* [Stated task]:
Skip the pictures. Transcribe the rest of the data below without changing a word.
== Entries supplied
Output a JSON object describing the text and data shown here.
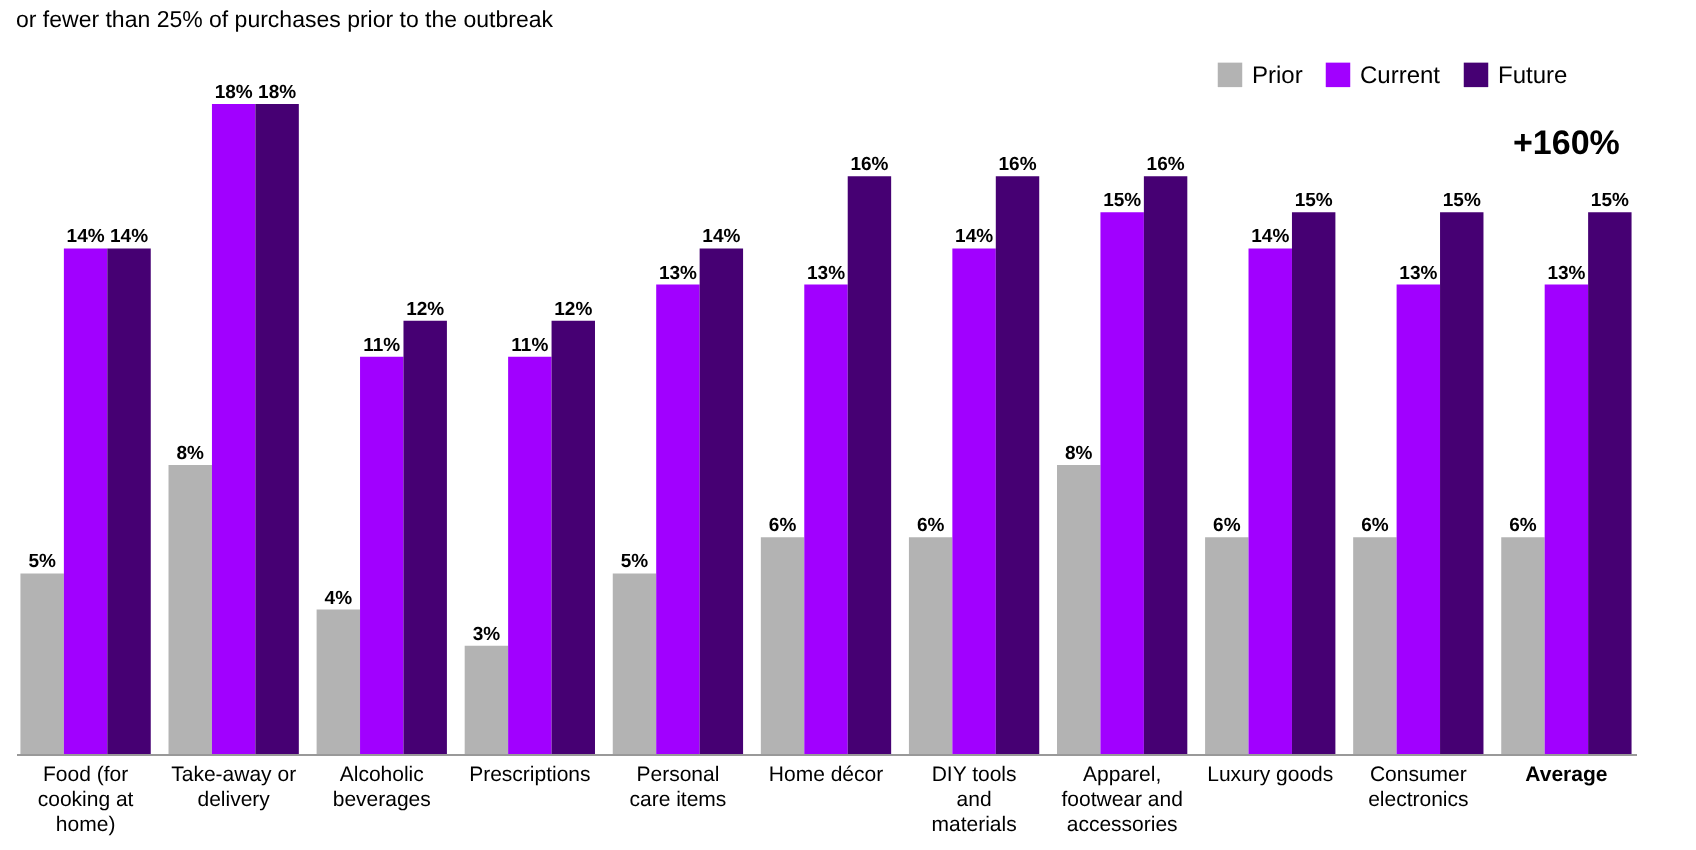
{
  "chart_data": {
    "type": "bar",
    "subtitle": "or fewer than 25% of purchases prior to the outbreak",
    "categories": [
      "Food (for cooking at home)",
      "Take-away or delivery",
      "Alcoholic beverages",
      "Prescriptions",
      "Personal care items",
      "Home décor",
      "DIY tools and materials",
      "Apparel, footwear and accessories",
      "Luxury goods",
      "Consumer electronics",
      "Average"
    ],
    "series": [
      {
        "name": "Prior",
        "color": "#b3b3b3",
        "values": [
          5,
          8,
          4,
          3,
          5,
          6,
          6,
          8,
          6,
          6,
          6
        ],
        "value_labels": [
          "5%",
          "8%",
          "4%",
          "3%",
          "5%",
          "6%",
          "6%",
          "8%",
          "6%",
          "6%",
          "6%"
        ]
      },
      {
        "name": "Current",
        "color": "#a100ff",
        "values": [
          14,
          18,
          11,
          11,
          13,
          13,
          14,
          15,
          14,
          13,
          13
        ],
        "value_labels": [
          "14%",
          "18%",
          "11%",
          "11%",
          "13%",
          "13%",
          "14%",
          "15%",
          "14%",
          "13%",
          "13%"
        ]
      },
      {
        "name": "Future",
        "color": "#460073",
        "values": [
          14,
          18,
          12,
          12,
          14,
          16,
          16,
          16,
          15,
          15,
          15
        ],
        "value_labels": [
          "14%",
          "18%",
          "12%",
          "12%",
          "14%",
          "16%",
          "16%",
          "16%",
          "15%",
          "15%",
          "15%"
        ]
      }
    ],
    "annotations": [
      "+160%"
    ],
    "legend": "top right",
    "grid": false
  }
}
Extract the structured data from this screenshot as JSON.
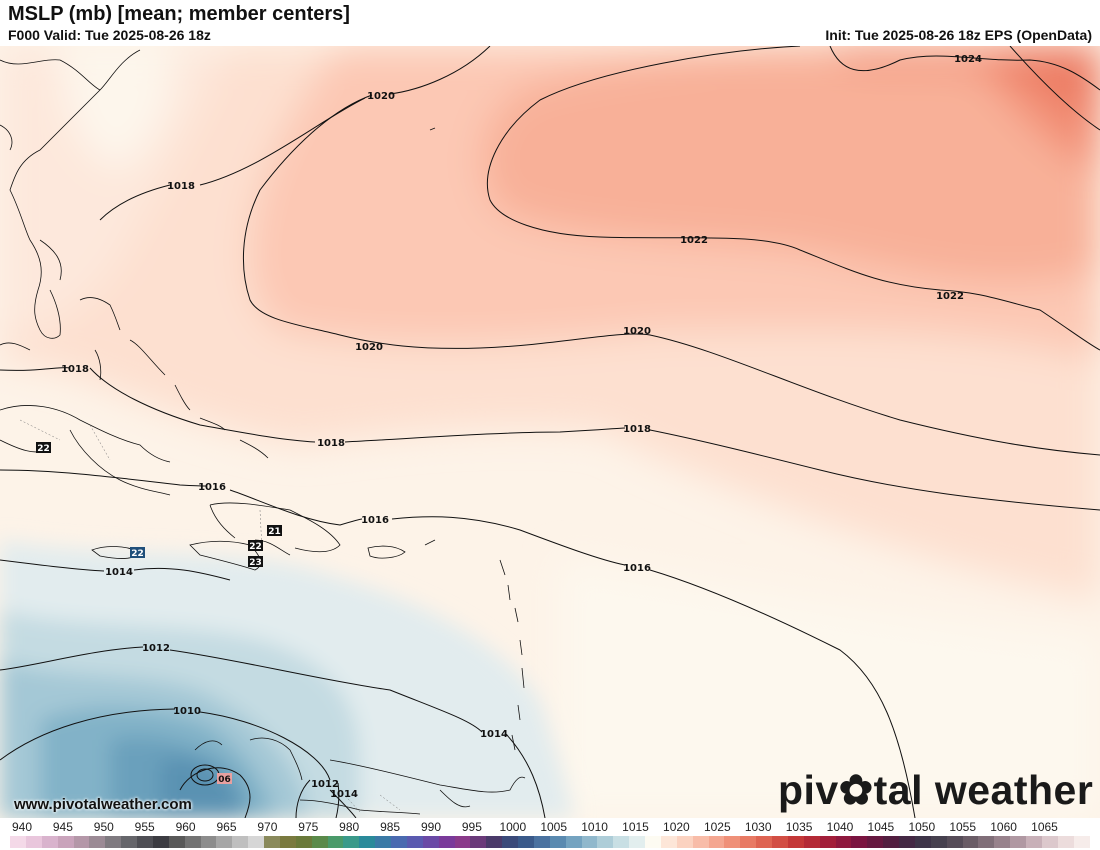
{
  "header": {
    "title": "MSLP (mb) [mean; member centers]",
    "valid": "F000 Valid: Tue 2025-08-26 18z",
    "init": "Init: Tue 2025-08-26 18z EPS (OpenData)"
  },
  "isobar_labels": [
    {
      "text": "1024"
    },
    {
      "text": "1022"
    },
    {
      "text": "1022"
    },
    {
      "text": "1020"
    },
    {
      "text": "1020"
    },
    {
      "text": "1020"
    },
    {
      "text": "1018"
    },
    {
      "text": "1018"
    },
    {
      "text": "1018"
    },
    {
      "text": "1018"
    },
    {
      "text": "1016"
    },
    {
      "text": "1016"
    },
    {
      "text": "1016"
    },
    {
      "text": "1014"
    },
    {
      "text": "1014"
    },
    {
      "text": "1014"
    },
    {
      "text": "1012"
    },
    {
      "text": "1012"
    },
    {
      "text": "1010"
    }
  ],
  "member_centers": [
    {
      "text": "22",
      "type": "high"
    },
    {
      "text": "22",
      "type": "high"
    },
    {
      "text": "21",
      "type": "high"
    },
    {
      "text": "22",
      "type": "high"
    },
    {
      "text": "23",
      "type": "high"
    },
    {
      "text": "06",
      "type": "low"
    }
  ],
  "scale": {
    "labels": [
      "940",
      "945",
      "950",
      "955",
      "960",
      "965",
      "970",
      "975",
      "980",
      "985",
      "990",
      "995",
      "1000",
      "1005",
      "1010",
      "1015",
      "1020",
      "1025",
      "1030",
      "1035",
      "1040",
      "1045",
      "1050",
      "1055",
      "1060",
      "1065"
    ],
    "colors": [
      "#f4d9e8",
      "#e9c6dc",
      "#d9b3cd",
      "#c9a3bb",
      "#b497a8",
      "#9b8a95",
      "#7f7a80",
      "#66666b",
      "#4f4f55",
      "#3c3c42",
      "#595959",
      "#737373",
      "#8c8c8c",
      "#a6a6a6",
      "#bfbfbf",
      "#d6d6d6",
      "#8a8a5c",
      "#7a7a3f",
      "#6a7a3a",
      "#5a8a4a",
      "#4a9a6a",
      "#3a9a8a",
      "#2a8a9a",
      "#3a7aa6",
      "#4a6ab0",
      "#5a5ab0",
      "#6a4aa6",
      "#7a3a9a",
      "#8a3a8a",
      "#6a3a7a",
      "#4a3a6a",
      "#3a4a7a",
      "#3a5a8a",
      "#4a72a0",
      "#5a8ab0",
      "#74a3c0",
      "#90b8cc",
      "#adcdd8",
      "#c8dfe4",
      "#e2eeee",
      "#fdfbf2",
      "#fde6d8",
      "#fbd2c0",
      "#f8bca8",
      "#f4a690",
      "#ef9078",
      "#e87a64",
      "#de6452",
      "#d24e44",
      "#c43838",
      "#b42a36",
      "#a21e3a",
      "#8e183e",
      "#7a1440",
      "#661840",
      "#521e40",
      "#442844",
      "#3e3448",
      "#46404e",
      "#564c58",
      "#6a5c66",
      "#806e78",
      "#98828c",
      "#b098a2",
      "#c8b0b8",
      "#dcc8cc",
      "#ecdcdc",
      "#f6ecea"
    ]
  },
  "website": "www.pivotalweather.com",
  "logo": {
    "part1": "piv",
    "gear": "✿",
    "part2": "tal weather"
  }
}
====
* [Problem solution]:
Output a JSON object describing the text and data shown here.
{
  "chart_data": {
    "type": "bar",
    "subtitle": "or fewer than 25% of purchases prior to the outbreak",
    "categories": [
      "Food (for cooking at home)",
      "Take-away or delivery",
      "Alcoholic beverages",
      "Prescriptions",
      "Personal care items",
      "Home décor",
      "DIY tools and materials",
      "Apparel, footwear and accessories",
      "Luxury goods",
      "Consumer electronics",
      "Average"
    ],
    "series": [
      {
        "name": "Prior",
        "color": "#b3b3b3",
        "values": [
          5,
          8,
          4,
          3,
          5,
          6,
          6,
          8,
          6,
          6,
          6
        ],
        "value_labels": [
          "5%",
          "8%",
          "4%",
          "3%",
          "5%",
          "6%",
          "6%",
          "8%",
          "6%",
          "6%",
          "6%"
        ]
      },
      {
        "name": "Current",
        "color": "#a100ff",
        "values": [
          14,
          18,
          11,
          11,
          13,
          13,
          14,
          15,
          14,
          13,
          13
        ],
        "value_labels": [
          "14%",
          "18%",
          "11%",
          "11%",
          "13%",
          "13%",
          "14%",
          "15%",
          "14%",
          "13%",
          "13%"
        ]
      },
      {
        "name": "Future",
        "color": "#460073",
        "values": [
          14,
          18,
          12,
          12,
          14,
          16,
          16,
          16,
          15,
          15,
          15
        ],
        "value_labels": [
          "14%",
          "18%",
          "12%",
          "12%",
          "14%",
          "16%",
          "16%",
          "16%",
          "15%",
          "15%",
          "15%"
        ]
      }
    ],
    "annotations": [
      "+160%"
    ],
    "legend": "top right",
    "grid": false
  }
}
Extract the structured data from this screenshot as JSON.
{
  "header": {
    "title": "MSLP (mb) [mean; member centers]",
    "valid": "F000 Valid: Tue 2025-08-26 18z",
    "init": "Init: Tue 2025-08-26 18z EPS (OpenData)"
  },
  "isobar_labels": [
    {
      "text": "1024"
    },
    {
      "text": "1022"
    },
    {
      "text": "1022"
    },
    {
      "text": "1020"
    },
    {
      "text": "1020"
    },
    {
      "text": "1020"
    },
    {
      "text": "1018"
    },
    {
      "text": "1018"
    },
    {
      "text": "1018"
    },
    {
      "text": "1018"
    },
    {
      "text": "1016"
    },
    {
      "text": "1016"
    },
    {
      "text": "1016"
    },
    {
      "text": "1014"
    },
    {
      "text": "1014"
    },
    {
      "text": "1014"
    },
    {
      "text": "1012"
    },
    {
      "text": "1012"
    },
    {
      "text": "1010"
    }
  ],
  "member_centers": [
    {
      "text": "22",
      "type": "high"
    },
    {
      "text": "22",
      "type": "high"
    },
    {
      "text": "21",
      "type": "high"
    },
    {
      "text": "22",
      "type": "high"
    },
    {
      "text": "23",
      "type": "high"
    },
    {
      "text": "06",
      "type": "low"
    }
  ],
  "scale": {
    "labels": [
      "940",
      "945",
      "950",
      "955",
      "960",
      "965",
      "970",
      "975",
      "980",
      "985",
      "990",
      "995",
      "1000",
      "1005",
      "1010",
      "1015",
      "1020",
      "1025",
      "1030",
      "1035",
      "1040",
      "1045",
      "1050",
      "1055",
      "1060",
      "1065"
    ],
    "colors": [
      "#f4d9e8",
      "#e9c6dc",
      "#d9b3cd",
      "#c9a3bb",
      "#b497a8",
      "#9b8a95",
      "#7f7a80",
      "#66666b",
      "#4f4f55",
      "#3c3c42",
      "#595959",
      "#737373",
      "#8c8c8c",
      "#a6a6a6",
      "#bfbfbf",
      "#d6d6d6",
      "#8a8a5c",
      "#7a7a3f",
      "#6a7a3a",
      "#5a8a4a",
      "#4a9a6a",
      "#3a9a8a",
      "#2a8a9a",
      "#3a7aa6",
      "#4a6ab0",
      "#5a5ab0",
      "#6a4aa6",
      "#7a3a9a",
      "#8a3a8a",
      "#6a3a7a",
      "#4a3a6a",
      "#3a4a7a",
      "#3a5a8a",
      "#4a72a0",
      "#5a8ab0",
      "#74a3c0",
      "#90b8cc",
      "#adcdd8",
      "#c8dfe4",
      "#e2eeee",
      "#fdfbf2",
      "#fde6d8",
      "#fbd2c0",
      "#f8bca8",
      "#f4a690",
      "#ef9078",
      "#e87a64",
      "#de6452",
      "#d24e44",
      "#c43838",
      "#b42a36",
      "#a21e3a",
      "#8e183e",
      "#7a1440",
      "#661840",
      "#521e40",
      "#442844",
      "#3e3448",
      "#46404e",
      "#564c58",
      "#6a5c66",
      "#806e78",
      "#98828c",
      "#b098a2",
      "#c8b0b8",
      "#dcc8cc",
      "#ecdcdc",
      "#f6ecea"
    ]
  },
  "website": "www.pivotalweather.com",
  "logo": {
    "part1": "piv",
    "gear": "✿",
    "part2": "tal weather"
  }
}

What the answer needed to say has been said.